• _What is needed_:
In the listing below, count the lines with "并且平分弦所对的两条弧" and report only the figure.

[Data entries]
_ _ _ _

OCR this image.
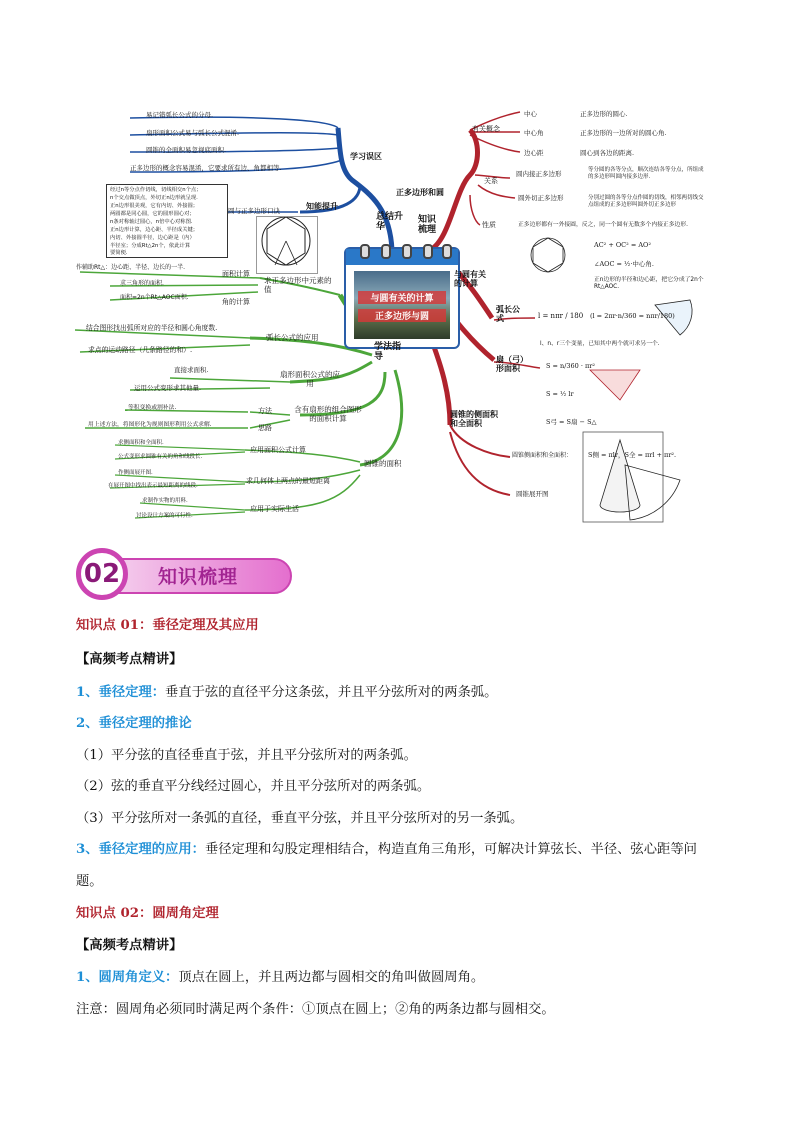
与圆有关的计算
正多边形与圆
知识梳理
总结升华
学法指导
正多边形和圆
与圆有关的计算
弧长公式
扇（弓）形面积
圆锥的侧面积和全面积
学习误区
知能提升
易记错弧长公式的分母.
扇形面积公式易与弧长公式混淆.
圆锥的全面积易忽视底面积.
正多边形的概念容易混淆，它要求所有边、角都相等.
圆与正多边形口诀
经过n等分点作切线，切线相交n个点；
n个交点做顶点，外切正n边形就呈现.
正n边形很美观，它有内切、外接圆；
两圆都是同心圆，它的圆形圆心对；
n条对称轴过圆心，n倍中心对称图.
正n边形计算，边心距、半径成关键；
内切、外接圆半径，边心距是（内）
半径室；分成Rt△2n个，依此计算
要简便.
有关概念
中心	正多边形的圆心.
中心角	正多边形的一边所对的圆心角.
边心距	圆心到各边的距离.
关系
圆内接正多边形	等分圆的各等分点，顺次连结各等分点，所组成的多边形叫圆内接多边形.
圆外切正多边形	分别过圆的各等分点作圆的切线，相邻两切线交点组成的正多边形叫圆外切正多边形
性质	正多边形都有一外接圆，反之，同一个圆有无数多个内接正多边形.
AC² + OC² = AO²
∠AOC = ½·中心角.
正n边形的半径和边心距，把它分成了2n个Rt△AOC.
l = nπr / 180 (l = 2πr·n/360 = nπr/180)
l、n、r三个变量，已知其中两个就可求另一个.
S = n/360 · πr²
S = ½ lr
S弓 = S扇 − S△
圆锥侧面积和全面积： S侧 = πlr，S全 = πrl + πr².
圆锥展开图
求正多边形中元素的值
面积计算
角的计算
作辅助Rt△：边心距、半径、边长的一半.
求三角形的面积.
面积=2n个Rt△AOC面积.
弧长公式的应用
结合图形找出弧所对应的半径和圆心角度数.
求点的运动路径（几条路径的和）.
扇形面积公式的应用
直接求面积.
运用公式变形求其他量.
含有扇形的组合图形的面积计算
方法
思路
等积变换或割补法.
用上述方法，将图形化为规则图形利用公式求解.
圆锥的面积
应用面积公式计算
求几何体上两点的最短距离
应用于实际生活
求侧面积和全面积.
公式变形求圆锥有关的角和线段长.
作侧面展开图.
在展开图中找出表示最短距离的线段.
求制作实物的用料.
讨论设计方案的可行性.
02	知识梳理
知识点 01：垂径定理及其应用
【高频考点精讲】
1、垂径定理：垂直于弦的直径平分这条弦，并且平分弦所对的两条弧。
2、垂径定理的推论
（1）平分弦的直径垂直于弦，并且平分弦所对的两条弧。
（2）弦的垂直平分线经过圆心，并且平分弦所对的两条弧。
（3）平分弦所对一条弧的直径，垂直平分弦，并且平分弦所对的另一条弧。
3、垂径定理的应用：垂径定理和勾股定理相结合，构造直角三角形，可解决计算弦长、半径、弦心距等问
题。
知识点 02：圆周角定理
【高频考点精讲】
1、圆周角定义：顶点在圆上，并且两边都与圆相交的角叫做圆周角。
注意：圆周角必须同时满足两个条件：①顶点在圆上；②角的两条边都与圆相交。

_ _ _ _

• _The output_:
3